Aim of the task: Count how many lines of the material contain the string "Percentage", then give that number and nothing more.

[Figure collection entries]
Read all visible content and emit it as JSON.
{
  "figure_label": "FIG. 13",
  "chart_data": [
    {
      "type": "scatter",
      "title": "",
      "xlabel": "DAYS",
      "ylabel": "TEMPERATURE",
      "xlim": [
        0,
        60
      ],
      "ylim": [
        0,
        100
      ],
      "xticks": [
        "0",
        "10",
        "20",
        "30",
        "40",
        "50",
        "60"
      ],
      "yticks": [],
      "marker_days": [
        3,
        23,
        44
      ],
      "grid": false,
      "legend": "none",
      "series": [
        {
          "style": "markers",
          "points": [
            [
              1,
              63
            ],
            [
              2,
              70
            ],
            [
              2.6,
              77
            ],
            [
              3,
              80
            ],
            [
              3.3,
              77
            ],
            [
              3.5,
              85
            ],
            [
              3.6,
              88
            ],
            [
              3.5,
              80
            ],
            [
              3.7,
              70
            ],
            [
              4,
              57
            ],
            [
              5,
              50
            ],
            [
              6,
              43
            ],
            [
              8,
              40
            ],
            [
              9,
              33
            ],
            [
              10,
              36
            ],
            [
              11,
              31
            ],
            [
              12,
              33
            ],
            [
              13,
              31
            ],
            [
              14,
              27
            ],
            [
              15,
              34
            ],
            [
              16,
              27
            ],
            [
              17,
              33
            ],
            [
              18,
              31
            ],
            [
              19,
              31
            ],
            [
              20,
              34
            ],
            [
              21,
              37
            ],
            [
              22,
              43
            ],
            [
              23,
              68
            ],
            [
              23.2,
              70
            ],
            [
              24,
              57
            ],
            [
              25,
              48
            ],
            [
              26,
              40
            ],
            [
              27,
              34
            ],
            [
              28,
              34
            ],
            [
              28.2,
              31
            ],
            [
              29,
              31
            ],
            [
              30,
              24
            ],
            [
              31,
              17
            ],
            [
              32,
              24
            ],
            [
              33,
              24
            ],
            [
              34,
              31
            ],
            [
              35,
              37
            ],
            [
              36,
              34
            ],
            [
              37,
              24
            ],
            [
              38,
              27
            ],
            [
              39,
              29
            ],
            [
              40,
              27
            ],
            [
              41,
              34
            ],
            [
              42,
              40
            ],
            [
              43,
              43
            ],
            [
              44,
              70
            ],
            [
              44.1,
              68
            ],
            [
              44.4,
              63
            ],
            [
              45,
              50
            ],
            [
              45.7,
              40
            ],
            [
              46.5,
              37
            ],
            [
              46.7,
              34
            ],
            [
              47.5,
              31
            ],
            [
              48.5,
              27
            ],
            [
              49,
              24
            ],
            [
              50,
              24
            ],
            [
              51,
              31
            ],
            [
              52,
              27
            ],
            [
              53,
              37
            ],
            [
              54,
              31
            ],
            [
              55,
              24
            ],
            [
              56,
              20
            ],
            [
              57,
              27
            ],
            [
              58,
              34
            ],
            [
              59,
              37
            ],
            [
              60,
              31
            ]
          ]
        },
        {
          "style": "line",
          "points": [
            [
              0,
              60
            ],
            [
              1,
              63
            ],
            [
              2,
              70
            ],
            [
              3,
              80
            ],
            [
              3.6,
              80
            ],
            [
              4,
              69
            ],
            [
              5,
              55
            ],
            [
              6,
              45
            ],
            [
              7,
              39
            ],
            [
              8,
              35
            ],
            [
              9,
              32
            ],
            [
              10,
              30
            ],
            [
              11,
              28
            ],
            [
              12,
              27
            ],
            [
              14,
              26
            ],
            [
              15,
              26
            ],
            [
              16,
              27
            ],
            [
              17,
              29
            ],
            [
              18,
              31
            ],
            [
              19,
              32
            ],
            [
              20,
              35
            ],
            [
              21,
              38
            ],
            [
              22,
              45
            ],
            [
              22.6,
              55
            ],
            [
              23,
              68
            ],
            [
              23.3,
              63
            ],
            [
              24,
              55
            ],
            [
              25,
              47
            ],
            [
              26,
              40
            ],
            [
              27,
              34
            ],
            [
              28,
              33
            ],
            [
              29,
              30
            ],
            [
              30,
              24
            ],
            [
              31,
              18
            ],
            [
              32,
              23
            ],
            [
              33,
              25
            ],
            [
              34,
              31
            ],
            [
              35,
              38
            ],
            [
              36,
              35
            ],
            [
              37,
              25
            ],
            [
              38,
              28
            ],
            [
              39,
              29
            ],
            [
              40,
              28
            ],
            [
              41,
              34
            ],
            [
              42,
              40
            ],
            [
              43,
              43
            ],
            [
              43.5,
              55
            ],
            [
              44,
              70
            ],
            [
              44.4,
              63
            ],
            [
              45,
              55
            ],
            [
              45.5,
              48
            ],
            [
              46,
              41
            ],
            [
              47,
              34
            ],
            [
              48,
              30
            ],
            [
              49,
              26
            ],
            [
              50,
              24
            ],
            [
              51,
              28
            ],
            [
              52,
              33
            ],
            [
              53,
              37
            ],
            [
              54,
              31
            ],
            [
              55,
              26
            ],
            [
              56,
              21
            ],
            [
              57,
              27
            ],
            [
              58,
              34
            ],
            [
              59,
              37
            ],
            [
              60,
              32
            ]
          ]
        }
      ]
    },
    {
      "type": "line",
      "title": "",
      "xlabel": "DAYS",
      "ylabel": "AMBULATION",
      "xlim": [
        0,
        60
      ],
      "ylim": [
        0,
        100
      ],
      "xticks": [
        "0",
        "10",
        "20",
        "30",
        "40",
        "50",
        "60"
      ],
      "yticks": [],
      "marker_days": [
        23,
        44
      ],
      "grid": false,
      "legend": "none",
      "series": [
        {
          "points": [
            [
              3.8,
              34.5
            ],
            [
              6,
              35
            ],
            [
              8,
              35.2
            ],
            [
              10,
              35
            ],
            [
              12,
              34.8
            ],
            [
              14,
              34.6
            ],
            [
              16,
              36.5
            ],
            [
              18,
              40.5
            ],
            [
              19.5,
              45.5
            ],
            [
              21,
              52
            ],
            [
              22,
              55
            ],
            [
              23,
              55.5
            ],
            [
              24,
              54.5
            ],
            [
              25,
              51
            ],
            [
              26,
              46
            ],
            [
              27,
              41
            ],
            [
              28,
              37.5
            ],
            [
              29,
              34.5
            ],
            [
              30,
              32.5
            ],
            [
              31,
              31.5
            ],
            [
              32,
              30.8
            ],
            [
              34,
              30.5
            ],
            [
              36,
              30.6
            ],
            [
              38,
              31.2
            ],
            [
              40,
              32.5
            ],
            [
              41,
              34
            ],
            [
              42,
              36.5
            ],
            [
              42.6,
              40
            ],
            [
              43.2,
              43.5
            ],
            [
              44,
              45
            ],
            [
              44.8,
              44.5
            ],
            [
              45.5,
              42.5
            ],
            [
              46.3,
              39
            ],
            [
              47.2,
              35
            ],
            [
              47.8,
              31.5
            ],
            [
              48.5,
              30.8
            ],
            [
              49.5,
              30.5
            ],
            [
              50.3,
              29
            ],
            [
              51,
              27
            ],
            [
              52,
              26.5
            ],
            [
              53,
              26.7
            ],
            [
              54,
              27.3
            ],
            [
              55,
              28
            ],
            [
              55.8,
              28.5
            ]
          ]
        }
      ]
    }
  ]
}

==

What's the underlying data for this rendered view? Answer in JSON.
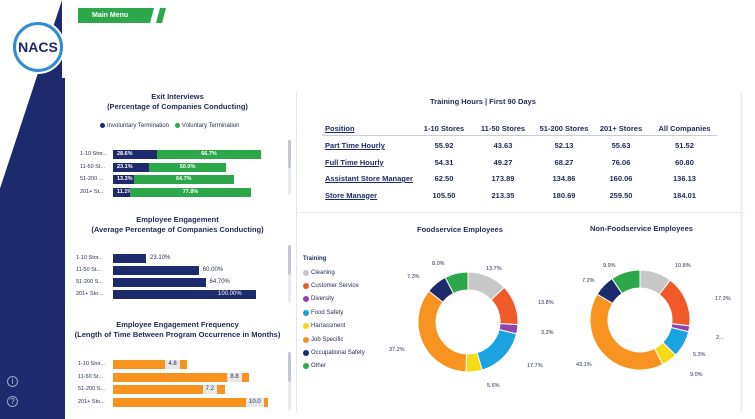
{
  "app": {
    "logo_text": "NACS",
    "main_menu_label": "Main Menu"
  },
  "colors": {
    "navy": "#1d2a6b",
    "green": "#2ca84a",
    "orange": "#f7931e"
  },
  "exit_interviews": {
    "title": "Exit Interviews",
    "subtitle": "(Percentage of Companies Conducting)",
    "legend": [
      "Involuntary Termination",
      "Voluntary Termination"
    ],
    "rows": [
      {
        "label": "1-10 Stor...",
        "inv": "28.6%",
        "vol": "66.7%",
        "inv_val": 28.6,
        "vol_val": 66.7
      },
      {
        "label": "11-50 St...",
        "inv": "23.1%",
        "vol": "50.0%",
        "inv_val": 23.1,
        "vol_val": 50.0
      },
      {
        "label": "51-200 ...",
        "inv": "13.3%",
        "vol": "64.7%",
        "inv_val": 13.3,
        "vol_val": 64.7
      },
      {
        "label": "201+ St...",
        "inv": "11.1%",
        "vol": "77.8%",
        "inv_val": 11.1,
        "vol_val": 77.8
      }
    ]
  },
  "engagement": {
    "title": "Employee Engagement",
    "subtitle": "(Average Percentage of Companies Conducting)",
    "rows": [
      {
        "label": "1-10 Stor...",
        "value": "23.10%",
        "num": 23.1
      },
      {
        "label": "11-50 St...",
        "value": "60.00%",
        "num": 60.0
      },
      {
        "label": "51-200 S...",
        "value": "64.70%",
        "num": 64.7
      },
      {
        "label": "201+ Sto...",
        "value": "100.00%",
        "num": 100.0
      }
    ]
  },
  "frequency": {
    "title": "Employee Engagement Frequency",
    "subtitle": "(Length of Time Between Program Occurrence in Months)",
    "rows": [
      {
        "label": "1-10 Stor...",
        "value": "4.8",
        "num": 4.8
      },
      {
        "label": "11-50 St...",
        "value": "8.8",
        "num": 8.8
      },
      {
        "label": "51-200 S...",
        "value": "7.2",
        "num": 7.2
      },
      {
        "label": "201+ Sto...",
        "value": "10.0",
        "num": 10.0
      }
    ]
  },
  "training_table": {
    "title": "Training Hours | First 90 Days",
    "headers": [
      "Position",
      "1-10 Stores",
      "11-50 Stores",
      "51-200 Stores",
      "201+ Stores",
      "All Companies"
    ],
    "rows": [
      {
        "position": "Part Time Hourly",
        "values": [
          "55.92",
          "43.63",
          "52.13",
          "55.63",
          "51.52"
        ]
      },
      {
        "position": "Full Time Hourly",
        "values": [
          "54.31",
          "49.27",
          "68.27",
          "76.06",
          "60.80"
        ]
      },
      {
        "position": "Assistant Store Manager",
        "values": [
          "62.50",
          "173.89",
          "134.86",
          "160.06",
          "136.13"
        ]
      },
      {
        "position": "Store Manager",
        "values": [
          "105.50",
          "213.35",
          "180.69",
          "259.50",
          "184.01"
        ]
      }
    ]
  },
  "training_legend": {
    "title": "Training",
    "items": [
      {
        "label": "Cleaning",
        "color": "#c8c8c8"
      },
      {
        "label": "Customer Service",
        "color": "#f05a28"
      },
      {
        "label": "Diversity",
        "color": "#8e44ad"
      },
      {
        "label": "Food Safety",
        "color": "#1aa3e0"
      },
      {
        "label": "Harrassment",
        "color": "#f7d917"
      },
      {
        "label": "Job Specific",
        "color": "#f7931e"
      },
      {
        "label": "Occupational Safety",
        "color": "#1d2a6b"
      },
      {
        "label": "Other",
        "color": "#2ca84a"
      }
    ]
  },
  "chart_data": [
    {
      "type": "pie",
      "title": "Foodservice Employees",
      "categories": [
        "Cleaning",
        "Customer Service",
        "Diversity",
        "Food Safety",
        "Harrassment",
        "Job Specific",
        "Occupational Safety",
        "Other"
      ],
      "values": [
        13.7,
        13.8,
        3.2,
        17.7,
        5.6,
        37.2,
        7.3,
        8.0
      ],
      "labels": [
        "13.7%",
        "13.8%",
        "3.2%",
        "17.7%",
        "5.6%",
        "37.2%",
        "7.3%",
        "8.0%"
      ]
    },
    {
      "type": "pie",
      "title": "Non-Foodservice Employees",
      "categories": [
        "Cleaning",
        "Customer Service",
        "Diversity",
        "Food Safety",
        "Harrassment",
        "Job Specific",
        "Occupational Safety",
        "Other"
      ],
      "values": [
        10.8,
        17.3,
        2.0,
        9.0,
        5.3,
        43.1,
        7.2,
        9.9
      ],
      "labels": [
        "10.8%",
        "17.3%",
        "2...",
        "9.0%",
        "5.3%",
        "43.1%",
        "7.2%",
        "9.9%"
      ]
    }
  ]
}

---

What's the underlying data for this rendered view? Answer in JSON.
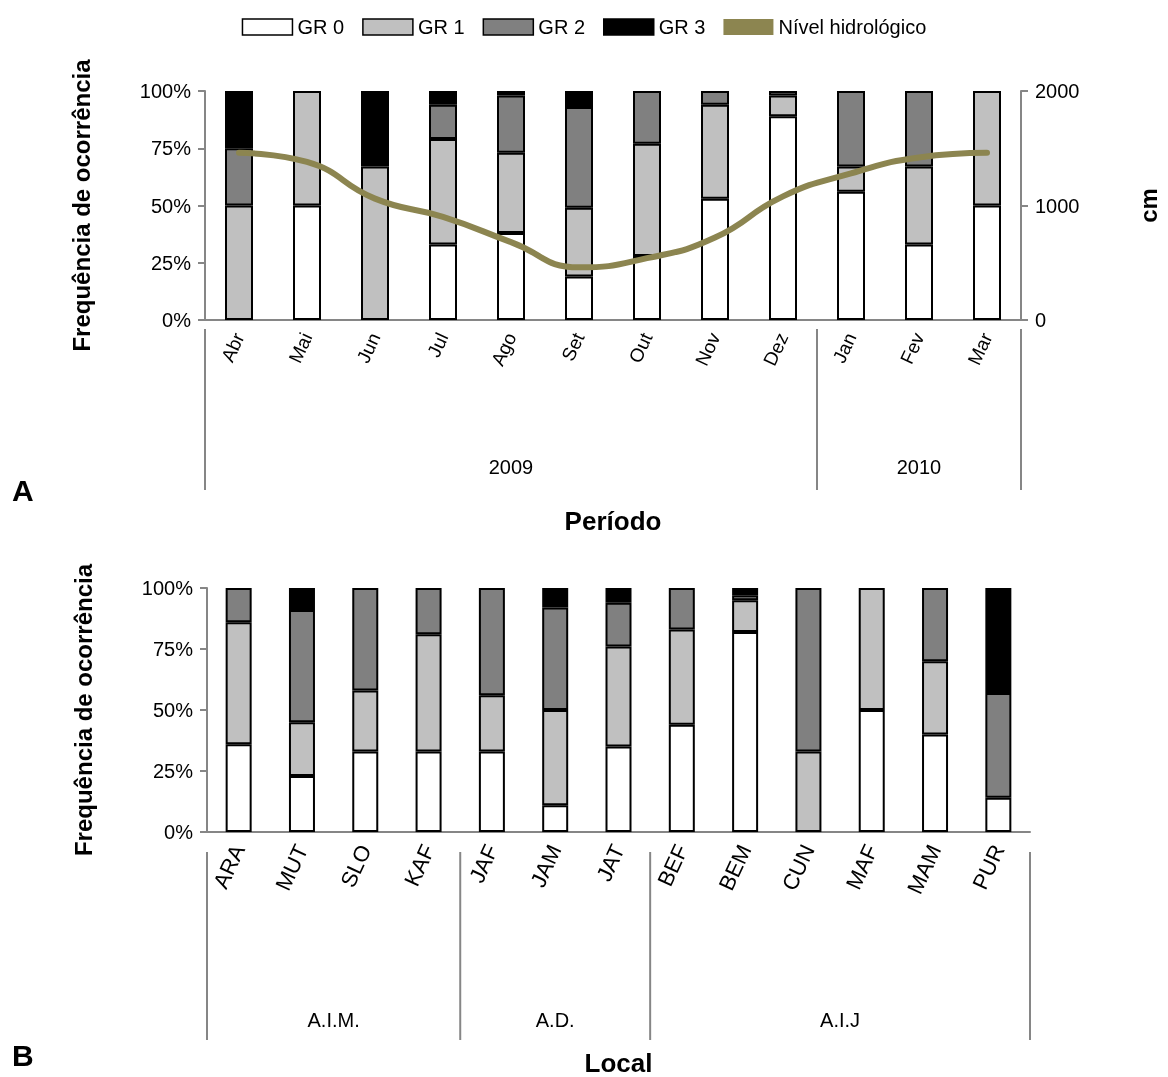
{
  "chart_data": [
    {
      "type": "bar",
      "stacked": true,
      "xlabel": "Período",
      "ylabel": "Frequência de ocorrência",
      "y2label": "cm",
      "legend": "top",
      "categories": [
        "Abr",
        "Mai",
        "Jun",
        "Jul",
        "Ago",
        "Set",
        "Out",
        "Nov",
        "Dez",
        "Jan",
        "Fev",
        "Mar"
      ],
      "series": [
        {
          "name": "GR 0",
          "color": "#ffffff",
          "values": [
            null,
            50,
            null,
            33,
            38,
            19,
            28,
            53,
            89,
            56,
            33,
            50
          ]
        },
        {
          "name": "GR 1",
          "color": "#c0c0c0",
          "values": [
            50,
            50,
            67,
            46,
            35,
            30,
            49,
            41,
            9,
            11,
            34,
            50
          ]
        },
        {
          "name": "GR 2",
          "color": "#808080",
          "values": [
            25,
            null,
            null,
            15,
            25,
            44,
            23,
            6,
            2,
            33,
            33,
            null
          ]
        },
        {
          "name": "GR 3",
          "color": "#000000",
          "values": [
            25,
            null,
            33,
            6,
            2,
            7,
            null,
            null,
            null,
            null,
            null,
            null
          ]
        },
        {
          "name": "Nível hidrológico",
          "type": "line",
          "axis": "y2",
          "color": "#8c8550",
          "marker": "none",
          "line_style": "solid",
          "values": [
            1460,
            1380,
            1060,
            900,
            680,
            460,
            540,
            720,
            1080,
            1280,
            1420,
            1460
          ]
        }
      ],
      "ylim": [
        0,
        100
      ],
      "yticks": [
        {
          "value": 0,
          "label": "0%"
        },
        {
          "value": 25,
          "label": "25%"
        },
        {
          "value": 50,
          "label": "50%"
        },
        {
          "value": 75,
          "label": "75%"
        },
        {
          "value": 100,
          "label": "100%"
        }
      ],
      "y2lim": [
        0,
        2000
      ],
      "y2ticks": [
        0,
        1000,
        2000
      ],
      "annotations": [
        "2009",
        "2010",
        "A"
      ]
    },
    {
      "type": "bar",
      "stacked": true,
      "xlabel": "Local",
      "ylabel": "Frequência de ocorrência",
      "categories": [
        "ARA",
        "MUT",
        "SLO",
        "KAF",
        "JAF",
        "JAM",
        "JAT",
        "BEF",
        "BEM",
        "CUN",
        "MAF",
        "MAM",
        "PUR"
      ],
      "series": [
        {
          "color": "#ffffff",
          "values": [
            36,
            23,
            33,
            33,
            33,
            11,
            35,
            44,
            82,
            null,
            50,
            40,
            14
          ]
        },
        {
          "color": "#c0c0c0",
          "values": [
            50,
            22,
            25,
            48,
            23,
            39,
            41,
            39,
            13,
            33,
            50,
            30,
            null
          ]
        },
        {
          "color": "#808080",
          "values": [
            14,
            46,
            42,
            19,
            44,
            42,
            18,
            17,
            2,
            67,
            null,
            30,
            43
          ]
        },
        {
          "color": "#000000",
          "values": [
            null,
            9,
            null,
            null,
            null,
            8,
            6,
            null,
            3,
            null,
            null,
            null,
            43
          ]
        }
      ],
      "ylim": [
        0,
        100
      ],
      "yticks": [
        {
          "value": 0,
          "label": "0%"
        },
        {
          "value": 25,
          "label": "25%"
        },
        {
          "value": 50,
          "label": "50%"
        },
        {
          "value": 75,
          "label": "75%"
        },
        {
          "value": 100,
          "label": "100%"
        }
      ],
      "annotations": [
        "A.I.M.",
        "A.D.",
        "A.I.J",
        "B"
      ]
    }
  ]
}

Solved problem: 2